→ **Required work**
Lines containing the word "JSON" should be extracted in full.

-- start Provided information --

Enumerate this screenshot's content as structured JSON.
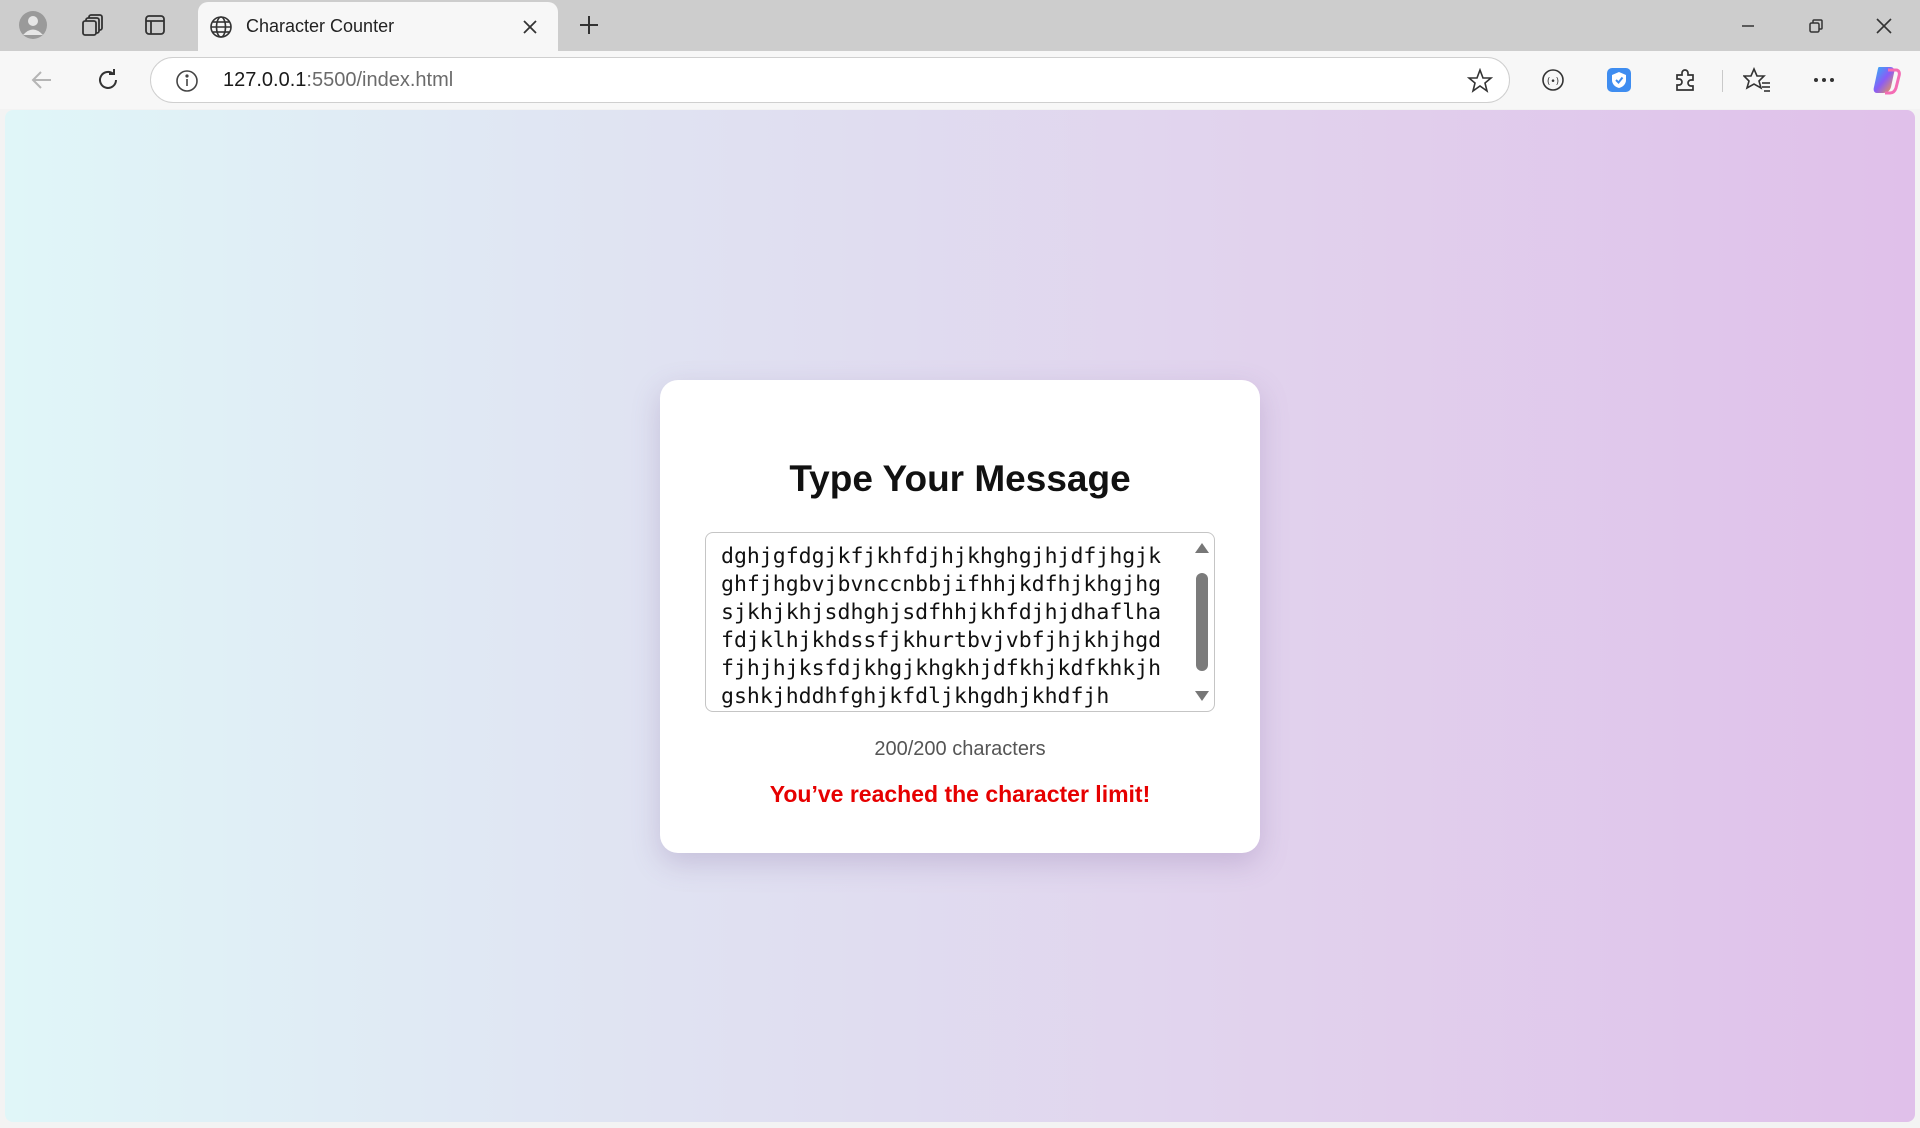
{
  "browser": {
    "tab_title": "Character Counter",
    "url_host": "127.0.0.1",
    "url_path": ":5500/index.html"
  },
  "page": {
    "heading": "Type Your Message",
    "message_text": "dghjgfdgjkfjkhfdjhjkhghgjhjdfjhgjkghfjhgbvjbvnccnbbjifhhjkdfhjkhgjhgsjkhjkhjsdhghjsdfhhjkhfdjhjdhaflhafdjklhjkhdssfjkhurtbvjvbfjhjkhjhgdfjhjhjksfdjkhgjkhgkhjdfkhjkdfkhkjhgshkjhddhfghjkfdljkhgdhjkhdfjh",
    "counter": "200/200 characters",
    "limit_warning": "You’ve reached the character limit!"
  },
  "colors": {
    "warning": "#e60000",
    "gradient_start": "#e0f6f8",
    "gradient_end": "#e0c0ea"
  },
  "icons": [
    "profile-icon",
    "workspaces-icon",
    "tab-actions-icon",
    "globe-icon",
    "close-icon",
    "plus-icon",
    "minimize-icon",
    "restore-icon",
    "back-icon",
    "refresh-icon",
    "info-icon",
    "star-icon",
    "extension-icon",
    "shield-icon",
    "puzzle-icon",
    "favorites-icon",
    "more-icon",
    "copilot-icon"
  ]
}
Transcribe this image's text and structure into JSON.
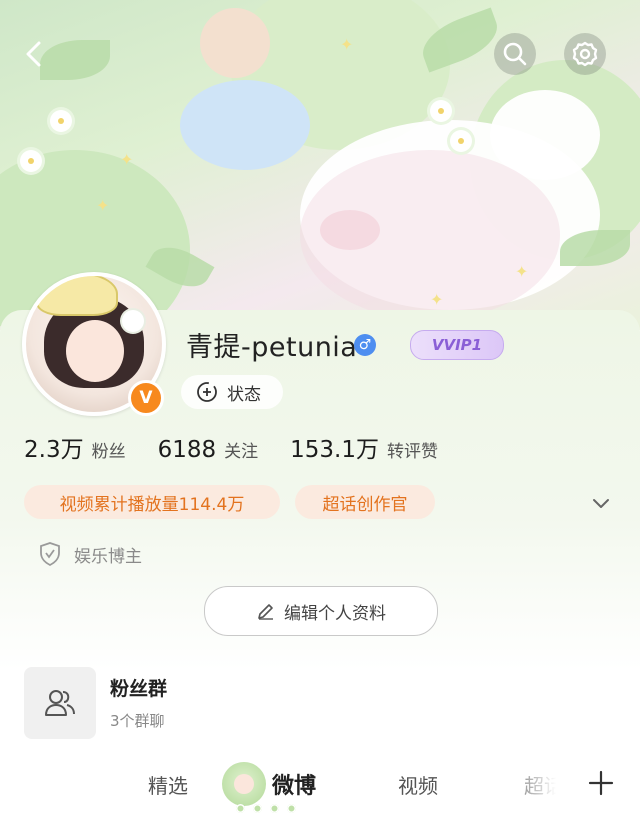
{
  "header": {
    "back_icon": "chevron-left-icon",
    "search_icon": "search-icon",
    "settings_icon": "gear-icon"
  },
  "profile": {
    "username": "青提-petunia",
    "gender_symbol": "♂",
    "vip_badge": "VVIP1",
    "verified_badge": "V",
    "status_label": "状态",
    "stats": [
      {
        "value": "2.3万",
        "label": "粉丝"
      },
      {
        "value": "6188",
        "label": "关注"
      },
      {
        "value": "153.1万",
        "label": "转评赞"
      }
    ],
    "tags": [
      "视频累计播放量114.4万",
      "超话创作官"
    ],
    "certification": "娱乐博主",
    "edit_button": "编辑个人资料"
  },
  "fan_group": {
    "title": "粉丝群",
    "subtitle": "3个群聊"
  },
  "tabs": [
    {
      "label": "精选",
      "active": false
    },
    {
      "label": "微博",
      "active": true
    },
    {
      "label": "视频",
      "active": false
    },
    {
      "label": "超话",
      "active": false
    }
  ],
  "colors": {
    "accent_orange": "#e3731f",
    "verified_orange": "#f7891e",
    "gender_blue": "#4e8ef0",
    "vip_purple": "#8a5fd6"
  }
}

-- end Provided information --

→ **Result of this task**
Enumerate this screenshot's content as structured JSON.
Transcribe this image's text and structure into JSON.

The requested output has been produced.